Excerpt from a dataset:
_ _ _ _
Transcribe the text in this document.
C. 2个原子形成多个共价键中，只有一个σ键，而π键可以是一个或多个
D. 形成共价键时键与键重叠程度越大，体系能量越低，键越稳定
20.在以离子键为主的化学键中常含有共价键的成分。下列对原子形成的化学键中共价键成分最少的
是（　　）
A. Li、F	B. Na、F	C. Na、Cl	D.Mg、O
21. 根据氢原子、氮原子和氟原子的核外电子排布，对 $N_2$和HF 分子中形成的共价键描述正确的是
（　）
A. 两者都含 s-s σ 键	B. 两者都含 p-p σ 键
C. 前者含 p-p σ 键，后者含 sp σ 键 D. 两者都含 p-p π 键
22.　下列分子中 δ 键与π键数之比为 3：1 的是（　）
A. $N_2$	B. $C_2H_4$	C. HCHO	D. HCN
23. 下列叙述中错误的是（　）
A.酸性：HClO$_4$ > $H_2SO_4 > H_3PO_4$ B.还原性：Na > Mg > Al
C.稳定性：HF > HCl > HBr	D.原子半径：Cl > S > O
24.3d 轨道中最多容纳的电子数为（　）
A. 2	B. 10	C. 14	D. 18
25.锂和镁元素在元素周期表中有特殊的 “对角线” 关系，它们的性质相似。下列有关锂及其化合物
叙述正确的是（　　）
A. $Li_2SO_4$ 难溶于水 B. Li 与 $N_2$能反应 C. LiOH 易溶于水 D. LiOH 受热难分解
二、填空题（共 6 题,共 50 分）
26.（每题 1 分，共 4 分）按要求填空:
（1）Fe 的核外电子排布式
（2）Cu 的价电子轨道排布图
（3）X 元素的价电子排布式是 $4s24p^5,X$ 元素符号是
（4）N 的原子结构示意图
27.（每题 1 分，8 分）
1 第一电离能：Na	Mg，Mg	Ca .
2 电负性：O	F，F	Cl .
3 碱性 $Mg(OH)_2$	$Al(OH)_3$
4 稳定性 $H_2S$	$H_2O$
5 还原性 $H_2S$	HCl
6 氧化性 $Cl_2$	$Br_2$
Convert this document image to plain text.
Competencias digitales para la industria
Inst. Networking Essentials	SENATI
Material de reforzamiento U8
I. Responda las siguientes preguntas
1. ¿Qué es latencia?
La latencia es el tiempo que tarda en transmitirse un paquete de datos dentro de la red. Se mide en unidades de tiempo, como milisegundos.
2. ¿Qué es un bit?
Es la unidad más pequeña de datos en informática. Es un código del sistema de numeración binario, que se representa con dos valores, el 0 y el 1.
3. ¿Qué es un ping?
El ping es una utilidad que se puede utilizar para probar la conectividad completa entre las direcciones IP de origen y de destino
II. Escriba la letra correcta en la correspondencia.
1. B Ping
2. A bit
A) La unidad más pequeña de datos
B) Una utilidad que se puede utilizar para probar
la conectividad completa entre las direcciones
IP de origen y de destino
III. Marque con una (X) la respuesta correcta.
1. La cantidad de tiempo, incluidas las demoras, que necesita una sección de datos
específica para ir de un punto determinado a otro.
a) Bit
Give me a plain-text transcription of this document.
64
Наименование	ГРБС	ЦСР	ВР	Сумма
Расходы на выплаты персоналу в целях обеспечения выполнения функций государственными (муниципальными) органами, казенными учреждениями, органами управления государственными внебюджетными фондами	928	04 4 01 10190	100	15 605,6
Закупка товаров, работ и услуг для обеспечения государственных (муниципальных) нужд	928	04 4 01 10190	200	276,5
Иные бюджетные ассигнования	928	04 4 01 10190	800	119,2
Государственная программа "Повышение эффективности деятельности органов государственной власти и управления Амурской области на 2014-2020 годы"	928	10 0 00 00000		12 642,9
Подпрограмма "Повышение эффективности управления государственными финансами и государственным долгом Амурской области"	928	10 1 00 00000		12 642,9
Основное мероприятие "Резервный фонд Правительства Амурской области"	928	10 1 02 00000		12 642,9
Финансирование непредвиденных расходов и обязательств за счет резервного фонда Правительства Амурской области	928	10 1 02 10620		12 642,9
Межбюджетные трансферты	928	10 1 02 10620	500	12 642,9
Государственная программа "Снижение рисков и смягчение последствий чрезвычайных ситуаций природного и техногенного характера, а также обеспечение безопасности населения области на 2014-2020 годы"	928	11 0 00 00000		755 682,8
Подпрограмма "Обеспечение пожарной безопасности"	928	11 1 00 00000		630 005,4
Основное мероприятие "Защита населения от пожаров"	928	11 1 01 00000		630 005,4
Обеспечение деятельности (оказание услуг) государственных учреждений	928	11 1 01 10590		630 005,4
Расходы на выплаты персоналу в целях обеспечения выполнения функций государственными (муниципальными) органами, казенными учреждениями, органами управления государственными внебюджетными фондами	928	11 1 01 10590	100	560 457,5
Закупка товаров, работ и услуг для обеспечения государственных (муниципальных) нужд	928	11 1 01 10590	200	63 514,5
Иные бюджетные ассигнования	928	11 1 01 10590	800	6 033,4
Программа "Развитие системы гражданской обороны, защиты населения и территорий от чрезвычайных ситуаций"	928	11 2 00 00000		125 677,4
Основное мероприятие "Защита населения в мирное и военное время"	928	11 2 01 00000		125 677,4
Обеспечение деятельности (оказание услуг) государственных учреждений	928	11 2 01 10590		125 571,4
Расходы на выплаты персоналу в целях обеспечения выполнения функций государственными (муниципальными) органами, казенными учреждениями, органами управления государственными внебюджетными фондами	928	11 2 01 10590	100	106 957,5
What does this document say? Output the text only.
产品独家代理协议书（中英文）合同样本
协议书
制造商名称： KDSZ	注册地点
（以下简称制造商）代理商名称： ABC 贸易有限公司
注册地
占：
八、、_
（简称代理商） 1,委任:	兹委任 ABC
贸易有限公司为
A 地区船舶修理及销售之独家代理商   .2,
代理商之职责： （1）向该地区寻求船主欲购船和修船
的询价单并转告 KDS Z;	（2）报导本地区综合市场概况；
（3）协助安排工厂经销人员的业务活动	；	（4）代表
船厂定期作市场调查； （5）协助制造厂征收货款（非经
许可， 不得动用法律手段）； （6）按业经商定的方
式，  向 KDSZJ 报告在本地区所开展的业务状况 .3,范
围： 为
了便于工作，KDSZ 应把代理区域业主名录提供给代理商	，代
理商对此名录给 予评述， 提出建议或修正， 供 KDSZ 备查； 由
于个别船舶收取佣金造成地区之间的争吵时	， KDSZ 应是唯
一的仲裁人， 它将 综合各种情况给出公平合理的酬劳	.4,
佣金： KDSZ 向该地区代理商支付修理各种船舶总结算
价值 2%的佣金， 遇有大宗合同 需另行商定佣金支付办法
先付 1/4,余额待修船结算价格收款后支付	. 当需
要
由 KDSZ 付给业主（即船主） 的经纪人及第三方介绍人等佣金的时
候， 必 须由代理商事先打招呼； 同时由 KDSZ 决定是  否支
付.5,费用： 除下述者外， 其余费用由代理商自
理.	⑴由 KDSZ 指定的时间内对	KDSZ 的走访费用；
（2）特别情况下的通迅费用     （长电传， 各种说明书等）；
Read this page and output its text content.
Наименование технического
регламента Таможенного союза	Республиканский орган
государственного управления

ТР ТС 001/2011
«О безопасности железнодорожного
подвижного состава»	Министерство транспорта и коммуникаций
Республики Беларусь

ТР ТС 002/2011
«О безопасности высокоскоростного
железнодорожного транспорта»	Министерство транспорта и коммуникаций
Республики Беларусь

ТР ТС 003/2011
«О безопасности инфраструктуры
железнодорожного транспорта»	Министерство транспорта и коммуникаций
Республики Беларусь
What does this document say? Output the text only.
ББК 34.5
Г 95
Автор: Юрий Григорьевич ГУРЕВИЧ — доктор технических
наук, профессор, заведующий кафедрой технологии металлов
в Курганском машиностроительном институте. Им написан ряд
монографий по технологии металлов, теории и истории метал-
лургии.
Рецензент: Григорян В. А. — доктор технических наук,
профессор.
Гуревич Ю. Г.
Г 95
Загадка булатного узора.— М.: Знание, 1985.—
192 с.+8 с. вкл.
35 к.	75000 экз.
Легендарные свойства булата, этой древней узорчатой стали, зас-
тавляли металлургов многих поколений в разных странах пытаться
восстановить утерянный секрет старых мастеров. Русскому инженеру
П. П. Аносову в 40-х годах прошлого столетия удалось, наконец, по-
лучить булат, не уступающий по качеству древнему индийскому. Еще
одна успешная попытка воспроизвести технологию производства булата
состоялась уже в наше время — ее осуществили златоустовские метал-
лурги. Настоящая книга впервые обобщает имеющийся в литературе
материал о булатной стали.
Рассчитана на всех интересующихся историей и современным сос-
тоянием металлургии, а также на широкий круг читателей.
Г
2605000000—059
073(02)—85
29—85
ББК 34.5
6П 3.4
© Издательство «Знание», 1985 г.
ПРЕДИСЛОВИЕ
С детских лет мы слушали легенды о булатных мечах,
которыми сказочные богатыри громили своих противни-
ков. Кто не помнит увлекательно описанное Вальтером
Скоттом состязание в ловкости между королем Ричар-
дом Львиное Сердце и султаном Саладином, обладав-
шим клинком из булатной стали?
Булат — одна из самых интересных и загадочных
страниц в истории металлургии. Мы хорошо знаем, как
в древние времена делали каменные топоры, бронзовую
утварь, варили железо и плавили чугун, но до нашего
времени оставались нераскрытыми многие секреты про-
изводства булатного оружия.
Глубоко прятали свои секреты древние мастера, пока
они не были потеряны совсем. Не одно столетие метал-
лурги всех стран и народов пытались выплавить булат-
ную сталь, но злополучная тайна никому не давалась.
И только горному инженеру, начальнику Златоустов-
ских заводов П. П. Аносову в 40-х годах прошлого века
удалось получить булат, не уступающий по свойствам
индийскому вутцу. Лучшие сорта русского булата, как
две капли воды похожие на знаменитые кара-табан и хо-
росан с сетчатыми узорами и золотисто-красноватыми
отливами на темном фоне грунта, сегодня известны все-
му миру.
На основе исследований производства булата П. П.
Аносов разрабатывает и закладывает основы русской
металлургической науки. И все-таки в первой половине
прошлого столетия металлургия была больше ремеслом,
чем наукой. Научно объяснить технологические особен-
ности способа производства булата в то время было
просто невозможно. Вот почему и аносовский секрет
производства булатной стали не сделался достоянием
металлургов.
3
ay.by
_ _ _ _
Set task:
Look through the records and gather every line containing "инженеру".

Answer below:
восстановить утерянный секрет старых мастеров. Русскому инженеру
И только горному инженеру, начальнику Златоустов-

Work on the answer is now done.